▶ [What is expected] Print the full set of records below, character for character and picture-free.

▶ [Stored data]
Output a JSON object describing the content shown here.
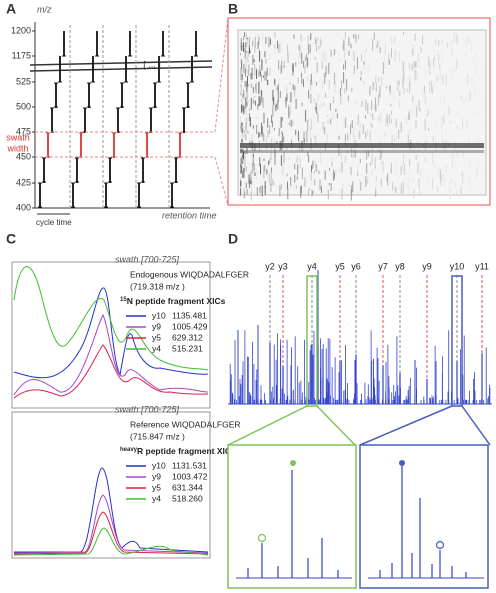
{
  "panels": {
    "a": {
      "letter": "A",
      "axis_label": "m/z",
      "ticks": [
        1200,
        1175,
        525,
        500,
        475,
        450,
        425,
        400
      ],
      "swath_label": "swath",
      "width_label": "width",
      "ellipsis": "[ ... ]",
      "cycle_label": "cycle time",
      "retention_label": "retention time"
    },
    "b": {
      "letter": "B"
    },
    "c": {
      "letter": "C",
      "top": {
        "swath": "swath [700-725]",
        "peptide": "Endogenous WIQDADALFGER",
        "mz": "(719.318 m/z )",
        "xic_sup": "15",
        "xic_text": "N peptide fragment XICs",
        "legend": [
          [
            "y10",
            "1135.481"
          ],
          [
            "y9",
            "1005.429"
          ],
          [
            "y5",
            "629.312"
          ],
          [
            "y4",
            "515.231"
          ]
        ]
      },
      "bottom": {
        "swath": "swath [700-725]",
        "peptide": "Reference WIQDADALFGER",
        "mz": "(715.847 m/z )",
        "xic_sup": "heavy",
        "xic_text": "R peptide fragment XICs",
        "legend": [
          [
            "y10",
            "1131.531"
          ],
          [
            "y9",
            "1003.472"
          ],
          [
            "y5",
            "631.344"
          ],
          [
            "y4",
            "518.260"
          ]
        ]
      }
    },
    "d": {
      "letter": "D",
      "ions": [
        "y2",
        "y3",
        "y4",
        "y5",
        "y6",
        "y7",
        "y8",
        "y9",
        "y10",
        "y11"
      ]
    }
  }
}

▶ [Result of the task]
Output a JSON object describing the content shown here.
{
  "panels": {
    "a": {
      "letter": "A",
      "axis_label": "m/z",
      "ticks": [
        1200,
        1175,
        525,
        500,
        475,
        450,
        425,
        400
      ],
      "swath_label": "swath",
      "width_label": "width",
      "ellipsis": "[ ... ]",
      "cycle_label": "cycle time",
      "retention_label": "retention time"
    },
    "b": {
      "letter": "B"
    },
    "c": {
      "letter": "C",
      "top": {
        "swath": "swath [700-725]",
        "peptide": "Endogenous WIQDADALFGER",
        "mz": "(719.318 m/z )",
        "xic_sup": "15",
        "xic_text": "N peptide fragment XICs",
        "legend": [
          [
            "y10",
            "1135.481"
          ],
          [
            "y9",
            "1005.429"
          ],
          [
            "y5",
            "629.312"
          ],
          [
            "y4",
            "515.231"
          ]
        ]
      },
      "bottom": {
        "swath": "swath [700-725]",
        "peptide": "Reference WIQDADALFGER",
        "mz": "(715.847 m/z )",
        "xic_sup": "heavy",
        "xic_text": "R peptide fragment XICs",
        "legend": [
          [
            "y10",
            "1131.531"
          ],
          [
            "y9",
            "1003.472"
          ],
          [
            "y5",
            "631.344"
          ],
          [
            "y4",
            "518.260"
          ]
        ]
      }
    },
    "d": {
      "letter": "D",
      "ions": [
        "y2",
        "y3",
        "y4",
        "y5",
        "y6",
        "y7",
        "y8",
        "y9",
        "y10",
        "y11"
      ]
    }
  }
}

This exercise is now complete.